PROBLEM TO SOLVE —
Search the material for the string "value", then return every line where it is found.

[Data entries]
┄┄┄┄┄┄┄┄┄┄
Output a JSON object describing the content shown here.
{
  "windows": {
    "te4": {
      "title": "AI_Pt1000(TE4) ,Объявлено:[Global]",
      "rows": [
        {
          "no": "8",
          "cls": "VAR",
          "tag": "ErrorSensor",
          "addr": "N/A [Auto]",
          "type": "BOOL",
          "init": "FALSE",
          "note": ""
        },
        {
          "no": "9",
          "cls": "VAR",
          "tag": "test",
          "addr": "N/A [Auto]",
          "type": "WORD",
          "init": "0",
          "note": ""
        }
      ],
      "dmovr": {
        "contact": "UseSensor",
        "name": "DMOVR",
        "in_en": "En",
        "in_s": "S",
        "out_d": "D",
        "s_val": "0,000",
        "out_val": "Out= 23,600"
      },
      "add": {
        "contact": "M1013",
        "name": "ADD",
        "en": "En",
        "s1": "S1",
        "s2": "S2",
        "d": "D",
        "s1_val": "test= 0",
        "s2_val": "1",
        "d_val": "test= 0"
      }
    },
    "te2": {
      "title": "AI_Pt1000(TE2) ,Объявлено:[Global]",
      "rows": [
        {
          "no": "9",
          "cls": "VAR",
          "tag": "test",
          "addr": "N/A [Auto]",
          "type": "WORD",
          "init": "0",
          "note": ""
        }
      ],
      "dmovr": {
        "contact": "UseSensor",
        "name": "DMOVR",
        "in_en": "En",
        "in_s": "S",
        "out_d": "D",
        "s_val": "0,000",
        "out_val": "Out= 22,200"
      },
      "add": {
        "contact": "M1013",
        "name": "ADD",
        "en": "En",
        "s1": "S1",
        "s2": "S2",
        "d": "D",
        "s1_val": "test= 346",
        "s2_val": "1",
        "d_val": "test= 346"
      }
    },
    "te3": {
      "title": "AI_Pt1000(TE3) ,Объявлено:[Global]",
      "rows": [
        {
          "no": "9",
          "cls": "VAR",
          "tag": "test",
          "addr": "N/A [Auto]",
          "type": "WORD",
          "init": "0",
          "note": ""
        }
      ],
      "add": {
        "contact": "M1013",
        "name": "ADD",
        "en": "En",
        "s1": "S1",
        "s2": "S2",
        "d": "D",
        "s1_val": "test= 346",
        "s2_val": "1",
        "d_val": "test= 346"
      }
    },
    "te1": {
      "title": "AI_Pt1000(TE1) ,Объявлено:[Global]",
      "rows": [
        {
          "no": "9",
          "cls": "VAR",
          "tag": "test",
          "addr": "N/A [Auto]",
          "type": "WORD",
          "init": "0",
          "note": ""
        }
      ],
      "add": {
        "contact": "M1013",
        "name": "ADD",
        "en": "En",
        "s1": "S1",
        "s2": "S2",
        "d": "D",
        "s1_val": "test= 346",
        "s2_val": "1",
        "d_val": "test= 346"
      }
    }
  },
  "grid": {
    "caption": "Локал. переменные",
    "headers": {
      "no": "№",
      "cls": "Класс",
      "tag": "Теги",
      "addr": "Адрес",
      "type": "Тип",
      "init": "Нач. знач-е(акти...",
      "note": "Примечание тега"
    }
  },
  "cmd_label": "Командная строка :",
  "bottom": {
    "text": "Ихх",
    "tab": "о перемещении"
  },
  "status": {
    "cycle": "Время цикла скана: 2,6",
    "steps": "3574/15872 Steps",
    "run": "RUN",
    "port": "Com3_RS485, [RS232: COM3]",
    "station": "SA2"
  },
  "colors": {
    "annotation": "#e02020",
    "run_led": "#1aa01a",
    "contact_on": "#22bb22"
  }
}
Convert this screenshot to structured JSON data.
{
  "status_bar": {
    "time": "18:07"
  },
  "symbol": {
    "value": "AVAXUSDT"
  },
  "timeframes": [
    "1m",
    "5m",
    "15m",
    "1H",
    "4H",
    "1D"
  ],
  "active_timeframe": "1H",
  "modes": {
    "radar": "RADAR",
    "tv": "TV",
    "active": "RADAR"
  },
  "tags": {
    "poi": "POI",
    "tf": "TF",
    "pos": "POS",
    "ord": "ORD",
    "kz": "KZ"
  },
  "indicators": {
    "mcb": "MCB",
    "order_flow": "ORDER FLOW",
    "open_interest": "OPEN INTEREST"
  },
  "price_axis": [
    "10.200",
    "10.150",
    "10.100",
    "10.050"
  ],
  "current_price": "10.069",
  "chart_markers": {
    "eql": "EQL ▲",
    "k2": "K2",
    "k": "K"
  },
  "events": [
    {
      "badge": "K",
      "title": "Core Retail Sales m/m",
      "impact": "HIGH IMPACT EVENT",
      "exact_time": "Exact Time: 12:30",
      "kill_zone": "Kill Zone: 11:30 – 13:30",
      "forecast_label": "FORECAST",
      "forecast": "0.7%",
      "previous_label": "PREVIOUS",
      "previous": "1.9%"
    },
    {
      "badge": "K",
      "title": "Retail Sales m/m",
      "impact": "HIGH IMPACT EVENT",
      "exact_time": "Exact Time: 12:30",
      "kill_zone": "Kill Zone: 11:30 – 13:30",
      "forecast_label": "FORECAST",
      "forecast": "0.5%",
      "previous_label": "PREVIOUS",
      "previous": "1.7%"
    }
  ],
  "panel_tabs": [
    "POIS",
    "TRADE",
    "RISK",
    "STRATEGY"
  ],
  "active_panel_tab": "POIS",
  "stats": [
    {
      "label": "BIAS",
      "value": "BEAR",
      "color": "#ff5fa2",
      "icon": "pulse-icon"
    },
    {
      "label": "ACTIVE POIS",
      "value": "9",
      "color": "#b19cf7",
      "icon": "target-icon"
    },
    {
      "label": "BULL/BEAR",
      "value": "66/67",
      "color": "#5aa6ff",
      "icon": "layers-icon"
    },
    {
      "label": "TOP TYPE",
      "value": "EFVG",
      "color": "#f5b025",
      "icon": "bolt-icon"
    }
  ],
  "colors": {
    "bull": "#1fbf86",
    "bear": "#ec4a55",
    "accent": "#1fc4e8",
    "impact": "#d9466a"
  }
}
┄┄┄┄┄┄┄┄┄┄
OUTPUT —
    "value": "AVAXUSDT"
      "value": "BEAR",
      "value": "9",
      "value": "66/67",
      "value": "EFVG",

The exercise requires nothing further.